Aufgabenstellung: Schreiben Sie die Zeilen sämtlicher folgender Datensätze zeichengetreu ab.

:: Datengrundlage

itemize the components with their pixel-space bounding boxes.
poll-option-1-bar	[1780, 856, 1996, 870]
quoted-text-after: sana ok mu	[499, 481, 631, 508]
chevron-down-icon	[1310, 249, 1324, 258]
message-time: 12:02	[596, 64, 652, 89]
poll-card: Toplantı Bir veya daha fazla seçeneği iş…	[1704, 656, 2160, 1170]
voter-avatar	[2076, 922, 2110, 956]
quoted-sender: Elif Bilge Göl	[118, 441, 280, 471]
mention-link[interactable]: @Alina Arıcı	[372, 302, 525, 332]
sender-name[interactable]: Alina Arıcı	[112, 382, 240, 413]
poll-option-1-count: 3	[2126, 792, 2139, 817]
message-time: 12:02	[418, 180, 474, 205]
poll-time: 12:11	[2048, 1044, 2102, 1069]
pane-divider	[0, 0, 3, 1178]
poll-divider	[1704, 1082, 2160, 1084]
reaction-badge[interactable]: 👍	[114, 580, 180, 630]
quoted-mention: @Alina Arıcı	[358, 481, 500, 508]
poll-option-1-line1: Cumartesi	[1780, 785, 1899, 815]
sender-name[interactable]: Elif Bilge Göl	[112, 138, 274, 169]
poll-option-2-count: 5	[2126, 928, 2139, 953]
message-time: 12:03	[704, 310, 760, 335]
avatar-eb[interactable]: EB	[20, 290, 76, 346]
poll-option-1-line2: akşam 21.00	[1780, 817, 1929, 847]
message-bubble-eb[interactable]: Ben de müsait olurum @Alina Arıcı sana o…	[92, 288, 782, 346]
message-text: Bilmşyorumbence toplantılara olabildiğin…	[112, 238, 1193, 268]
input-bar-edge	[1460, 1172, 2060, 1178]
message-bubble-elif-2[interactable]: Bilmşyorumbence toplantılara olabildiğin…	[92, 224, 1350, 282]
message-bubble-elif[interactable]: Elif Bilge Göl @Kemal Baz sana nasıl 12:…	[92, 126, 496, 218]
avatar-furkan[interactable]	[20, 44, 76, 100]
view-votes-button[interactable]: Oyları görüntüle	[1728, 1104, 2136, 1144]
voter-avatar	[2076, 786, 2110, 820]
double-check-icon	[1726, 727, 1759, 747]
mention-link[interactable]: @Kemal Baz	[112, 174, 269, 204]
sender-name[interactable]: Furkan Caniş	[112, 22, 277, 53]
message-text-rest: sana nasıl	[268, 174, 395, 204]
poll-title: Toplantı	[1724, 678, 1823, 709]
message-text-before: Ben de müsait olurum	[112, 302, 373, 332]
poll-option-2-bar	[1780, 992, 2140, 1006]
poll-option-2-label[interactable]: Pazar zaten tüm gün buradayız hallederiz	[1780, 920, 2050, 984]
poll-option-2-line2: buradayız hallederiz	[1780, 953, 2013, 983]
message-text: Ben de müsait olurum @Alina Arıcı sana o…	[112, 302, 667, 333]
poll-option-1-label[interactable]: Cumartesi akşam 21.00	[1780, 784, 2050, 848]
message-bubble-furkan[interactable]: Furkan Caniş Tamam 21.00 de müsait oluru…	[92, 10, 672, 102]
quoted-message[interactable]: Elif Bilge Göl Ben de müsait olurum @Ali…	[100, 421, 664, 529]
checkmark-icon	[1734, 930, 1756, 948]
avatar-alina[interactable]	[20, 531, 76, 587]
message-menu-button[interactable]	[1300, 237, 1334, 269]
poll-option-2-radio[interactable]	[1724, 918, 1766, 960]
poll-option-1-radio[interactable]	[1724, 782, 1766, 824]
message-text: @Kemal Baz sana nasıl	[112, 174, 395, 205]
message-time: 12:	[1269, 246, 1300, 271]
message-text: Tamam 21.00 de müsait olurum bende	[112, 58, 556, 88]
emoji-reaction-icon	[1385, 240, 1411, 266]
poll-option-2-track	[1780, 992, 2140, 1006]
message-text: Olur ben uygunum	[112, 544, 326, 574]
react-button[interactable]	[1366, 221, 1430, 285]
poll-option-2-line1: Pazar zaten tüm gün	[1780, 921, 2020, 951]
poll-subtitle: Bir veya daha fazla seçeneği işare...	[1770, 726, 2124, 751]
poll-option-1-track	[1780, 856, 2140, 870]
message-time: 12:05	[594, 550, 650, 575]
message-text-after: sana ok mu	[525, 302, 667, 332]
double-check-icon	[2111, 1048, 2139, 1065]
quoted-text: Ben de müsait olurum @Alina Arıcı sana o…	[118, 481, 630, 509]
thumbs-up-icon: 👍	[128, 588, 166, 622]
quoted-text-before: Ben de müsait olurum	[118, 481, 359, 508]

::::

Lösung:
itemize the components with their pixel-space bounding boxes.
poll-option-1-bar	[1780, 856, 1996, 870]
quoted-text-after: sana ok mu	[499, 481, 631, 508]
chevron-down-icon	[1310, 249, 1324, 258]
message-time: 12:02	[596, 64, 652, 89]
poll-card: Toplantı Bir veya daha fazla seçeneği iş…	[1704, 656, 2160, 1170]
voter-avatar	[2076, 922, 2110, 956]
quoted-sender: Elif Bilge Göl	[118, 441, 280, 471]
mention-link[interactable]: @Alina Arıcı	[372, 302, 525, 332]
sender-name[interactable]: Alina Arıcı	[112, 382, 240, 413]
poll-option-1-count: 3	[2126, 792, 2139, 817]
message-time: 12:02	[418, 180, 474, 205]
poll-time: 12:11	[2048, 1044, 2102, 1069]
pane-divider	[0, 0, 3, 1178]
poll-divider	[1704, 1082, 2160, 1084]
reaction-badge[interactable]: 👍	[114, 580, 180, 630]
quoted-mention: @Alina Arıcı	[358, 481, 500, 508]
poll-option-1-line1: Cumartesi	[1780, 785, 1899, 815]
sender-name[interactable]: Elif Bilge Göl	[112, 138, 274, 169]
poll-option-2-count: 5	[2126, 928, 2139, 953]
message-time: 12:03	[704, 310, 760, 335]
avatar-eb[interactable]: EB	[20, 290, 76, 346]
poll-option-1-line2: akşam 21.00	[1780, 817, 1929, 847]
message-bubble-eb[interactable]: Ben de müsait olurum @Alina Arıcı sana o…	[92, 288, 782, 346]
message-text: Bilmşyorumbence toplantılara olabildiğin…	[112, 238, 1193, 268]
input-bar-edge	[1460, 1172, 2060, 1178]
message-bubble-elif-2[interactable]: Bilmşyorumbence toplantılara olabildiğin…	[92, 224, 1350, 282]
message-bubble-elif[interactable]: Elif Bilge Göl @Kemal Baz sana nasıl 12:…	[92, 126, 496, 218]
avatar-furkan[interactable]	[20, 44, 76, 100]
view-votes-button[interactable]: Oyları görüntüle	[1728, 1104, 2136, 1144]
voter-avatar	[2076, 786, 2110, 820]
double-check-icon	[1726, 727, 1759, 747]
mention-link[interactable]: @Kemal Baz	[112, 174, 269, 204]
sender-name[interactable]: Furkan Caniş	[112, 22, 277, 53]
message-text-rest: sana nasıl	[268, 174, 395, 204]
poll-title: Toplantı	[1724, 678, 1823, 709]
message-text-before: Ben de müsait olurum	[112, 302, 373, 332]
poll-option-2-bar	[1780, 992, 2140, 1006]
poll-option-2-label[interactable]: Pazar zaten tüm gün buradayız hallederiz	[1780, 920, 2050, 984]
poll-option-2-line2: buradayız hallederiz	[1780, 953, 2013, 983]
message-text: Ben de müsait olurum @Alina Arıcı sana o…	[112, 302, 667, 333]
poll-option-1-label[interactable]: Cumartesi akşam 21.00	[1780, 784, 2050, 848]
message-bubble-furkan[interactable]: Furkan Caniş Tamam 21.00 de müsait oluru…	[92, 10, 672, 102]
quoted-message[interactable]: Elif Bilge Göl Ben de müsait olurum @Ali…	[100, 421, 664, 529]
checkmark-icon	[1734, 930, 1756, 948]
avatar-alina[interactable]	[20, 531, 76, 587]
message-menu-button[interactable]	[1300, 237, 1334, 269]
poll-option-2-radio[interactable]	[1724, 918, 1766, 960]
poll-option-1-radio[interactable]	[1724, 782, 1766, 824]
message-text: @Kemal Baz sana nasıl	[112, 174, 395, 205]
message-time: 12:	[1269, 246, 1300, 271]
message-text: Tamam 21.00 de müsait olurum bende	[112, 58, 556, 88]
emoji-reaction-icon	[1385, 240, 1411, 266]
poll-option-2-track	[1780, 992, 2140, 1006]
message-text: Olur ben uygunum	[112, 544, 326, 574]
react-button[interactable]	[1366, 221, 1430, 285]
poll-option-2-line1: Pazar zaten tüm gün	[1780, 921, 2020, 951]
poll-subtitle: Bir veya daha fazla seçeneği işare...	[1770, 726, 2124, 751]
poll-option-1-track	[1780, 856, 2140, 870]
message-time: 12:05	[594, 550, 650, 575]
message-text-after: sana ok mu	[525, 302, 667, 332]
double-check-icon	[2111, 1048, 2139, 1065]
quoted-text: Ben de müsait olurum @Alina Arıcı sana o…	[118, 481, 630, 509]
thumbs-up-icon: 👍	[128, 588, 166, 622]
quoted-text-before: Ben de müsait olurum	[118, 481, 359, 508]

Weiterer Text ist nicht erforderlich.